### Excerpted passage

○ ○ ○ ○ ○ ○ ○

Account customizations are keyed by directory name under the repo root. The account_customizations_name = "pci-workload" in the request maps to aft-account-customizations/pci-workload/. An account gets exactly one named set, so model your tiers (sandbox, standard-workload, pci-workload) as directories:

aft-account-customizations/
  pci-workload/
    terraform/
      vpc.tf
      config-rules.tf
    api_helpers/
      pre-api-helpers.sh
      post-api-helpers.sh

Layering rule: keep org-wide invariants (encryption defaults, password policy, mandatory tags) in global, and tier-specific posture (network topology, Config conformance packs, stricter SCABs) in account customizations. Resist the urge to branch global on account tags — that’s what the named layer is for.

Step 5 — Provisioning customizations and pre/post-API hooks

There are two distinct hook surfaces, and people conflate them.

Account provisioning customizations run inside the Step Functions vend flow, before the account is fully handed off. They’re an aws-ia/.../identify_targets-style state-machine pass-through: you supply a Python/Lambda step name and AFT invokes it during provisioning. Use this for things that must exist before any customization Terraform runs — e.g., registering the account with an IPAM pool or seeding a delegated-admin association.

○ ○ ○ ○ ○ ○ ○

### Listing

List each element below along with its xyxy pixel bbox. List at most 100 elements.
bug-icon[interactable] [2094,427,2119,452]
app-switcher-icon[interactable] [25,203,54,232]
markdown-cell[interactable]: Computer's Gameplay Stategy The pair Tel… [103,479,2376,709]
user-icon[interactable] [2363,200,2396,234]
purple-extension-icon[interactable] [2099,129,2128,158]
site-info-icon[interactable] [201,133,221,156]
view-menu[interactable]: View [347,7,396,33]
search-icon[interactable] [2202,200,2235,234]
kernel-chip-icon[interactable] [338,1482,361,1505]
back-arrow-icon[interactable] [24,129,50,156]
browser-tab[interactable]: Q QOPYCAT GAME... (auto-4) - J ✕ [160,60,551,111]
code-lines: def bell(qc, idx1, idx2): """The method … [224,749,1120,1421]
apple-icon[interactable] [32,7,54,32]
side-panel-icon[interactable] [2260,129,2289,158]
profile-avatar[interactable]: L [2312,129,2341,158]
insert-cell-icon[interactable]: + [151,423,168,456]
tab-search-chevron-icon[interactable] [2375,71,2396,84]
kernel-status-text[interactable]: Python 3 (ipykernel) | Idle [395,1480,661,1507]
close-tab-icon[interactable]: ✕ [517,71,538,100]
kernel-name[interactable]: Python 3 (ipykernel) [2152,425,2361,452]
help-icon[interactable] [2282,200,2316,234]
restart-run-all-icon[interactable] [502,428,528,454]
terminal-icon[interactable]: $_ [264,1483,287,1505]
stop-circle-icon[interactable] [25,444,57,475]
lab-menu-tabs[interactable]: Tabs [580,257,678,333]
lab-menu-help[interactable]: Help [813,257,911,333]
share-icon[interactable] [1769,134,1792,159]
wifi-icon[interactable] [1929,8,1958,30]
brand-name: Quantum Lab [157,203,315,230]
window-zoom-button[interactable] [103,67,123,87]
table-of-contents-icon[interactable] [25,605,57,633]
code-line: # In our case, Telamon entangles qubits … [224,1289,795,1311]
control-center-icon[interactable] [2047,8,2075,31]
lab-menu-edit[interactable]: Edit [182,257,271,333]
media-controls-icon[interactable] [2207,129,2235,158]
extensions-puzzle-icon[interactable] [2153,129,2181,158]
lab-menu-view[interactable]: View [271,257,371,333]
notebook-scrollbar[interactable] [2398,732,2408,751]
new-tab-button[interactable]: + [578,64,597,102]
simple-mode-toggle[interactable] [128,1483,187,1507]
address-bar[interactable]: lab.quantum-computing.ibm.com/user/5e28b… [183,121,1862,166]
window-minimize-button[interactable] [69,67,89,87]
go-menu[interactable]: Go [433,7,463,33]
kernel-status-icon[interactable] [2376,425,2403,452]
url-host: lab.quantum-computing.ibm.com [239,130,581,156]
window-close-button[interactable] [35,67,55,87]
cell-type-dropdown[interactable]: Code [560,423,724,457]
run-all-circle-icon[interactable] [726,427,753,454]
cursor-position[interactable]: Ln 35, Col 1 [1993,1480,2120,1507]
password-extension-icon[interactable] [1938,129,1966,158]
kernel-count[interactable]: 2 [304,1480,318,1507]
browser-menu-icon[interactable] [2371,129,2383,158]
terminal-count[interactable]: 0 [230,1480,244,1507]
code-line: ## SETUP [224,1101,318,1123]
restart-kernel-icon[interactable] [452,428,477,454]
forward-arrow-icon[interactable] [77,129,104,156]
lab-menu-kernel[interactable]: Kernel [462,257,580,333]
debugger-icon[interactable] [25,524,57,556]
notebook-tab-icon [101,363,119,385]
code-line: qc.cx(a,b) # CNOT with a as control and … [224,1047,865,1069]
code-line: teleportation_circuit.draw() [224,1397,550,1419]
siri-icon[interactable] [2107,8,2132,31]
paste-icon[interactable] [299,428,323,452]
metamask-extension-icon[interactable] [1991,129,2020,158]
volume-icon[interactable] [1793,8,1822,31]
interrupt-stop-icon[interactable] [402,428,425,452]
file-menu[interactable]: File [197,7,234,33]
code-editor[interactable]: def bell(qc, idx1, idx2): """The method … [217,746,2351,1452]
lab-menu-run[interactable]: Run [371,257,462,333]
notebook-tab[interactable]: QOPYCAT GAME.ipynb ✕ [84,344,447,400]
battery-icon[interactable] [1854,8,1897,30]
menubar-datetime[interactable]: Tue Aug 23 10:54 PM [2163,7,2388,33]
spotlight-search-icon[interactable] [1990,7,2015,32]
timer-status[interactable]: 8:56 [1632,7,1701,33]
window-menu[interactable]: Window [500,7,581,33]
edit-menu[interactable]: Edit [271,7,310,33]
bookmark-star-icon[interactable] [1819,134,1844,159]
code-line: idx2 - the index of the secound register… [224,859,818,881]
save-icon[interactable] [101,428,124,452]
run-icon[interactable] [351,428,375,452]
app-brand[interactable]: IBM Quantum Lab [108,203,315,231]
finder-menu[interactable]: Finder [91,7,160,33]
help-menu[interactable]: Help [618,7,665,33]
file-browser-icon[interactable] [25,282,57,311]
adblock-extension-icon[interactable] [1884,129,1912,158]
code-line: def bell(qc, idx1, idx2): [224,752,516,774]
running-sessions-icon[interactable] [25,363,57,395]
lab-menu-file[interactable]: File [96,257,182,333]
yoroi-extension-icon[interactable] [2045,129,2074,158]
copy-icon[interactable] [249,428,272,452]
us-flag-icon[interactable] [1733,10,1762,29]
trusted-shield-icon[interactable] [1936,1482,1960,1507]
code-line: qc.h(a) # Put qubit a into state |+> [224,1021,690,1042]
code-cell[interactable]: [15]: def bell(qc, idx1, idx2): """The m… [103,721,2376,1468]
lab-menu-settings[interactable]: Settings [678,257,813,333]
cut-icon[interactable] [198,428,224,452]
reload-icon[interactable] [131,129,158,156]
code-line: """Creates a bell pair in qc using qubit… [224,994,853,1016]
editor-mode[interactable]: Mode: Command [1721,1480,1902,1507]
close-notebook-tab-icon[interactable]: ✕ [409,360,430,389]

○ ○ ○ ○ ○ ○ ○

### Jobs
A - Answer these from the AFT customizations passage:
(i) Which directory does account_customizations_name = "pci-workload" map to?
(ii) Where should org-wide invariants such as encryption defaults, password policy, and mandatory tags be kept?
(iii) When do account provisioning customizations run?
B - Copy the AFT customizations passage from "There are two" to "a delegated-admin association.", including both ends.
C - Pick up the AFT customizations passage after its last sentence and keep writing.

### The answers
A -
(i) aft-account-customizations/pci-workload/
(ii) In global.
(iii) Inside the Step Functions vend flow, before the account is fully handed off.

B -
There are two distinct hook surfaces, and people conflate them.

Account provisioning customizations run inside the Step Functions vend flow, before the account is fully handed off. They’re an aws-ia/.../identify_targets-style state-machine pass-through: you supply a Python/Lambda step name and AFT invokes it during provisioning. Use this for things that must exist before any customization Terraform runs — e.g., registering the account with an IPAM pool or seeding a delegated-admin association.

C -
# aft-account-provisioning-customizations/example/lambda_function.py
def lambda_handler(event, context):
    # 'event' carries account_request + control_tower_parameters
    account_id = event["account_info"]["account"]["id"]
    # ... call your IPAM/registration API here ...
    # Return the event so the state machine continues the chain.
    return event

Pre-API and post-API helpers are the pre-api-helpers.sh / post-api-helpers.sh scripts inside global and account customizations. They run on the CodeBuild host around the terraform apply of that layer. pre-api-helpers.sh is the place to enable an account-level service before Terraform needs it; post-api-helpers.sh handles anything Terraform can’t cleanly express.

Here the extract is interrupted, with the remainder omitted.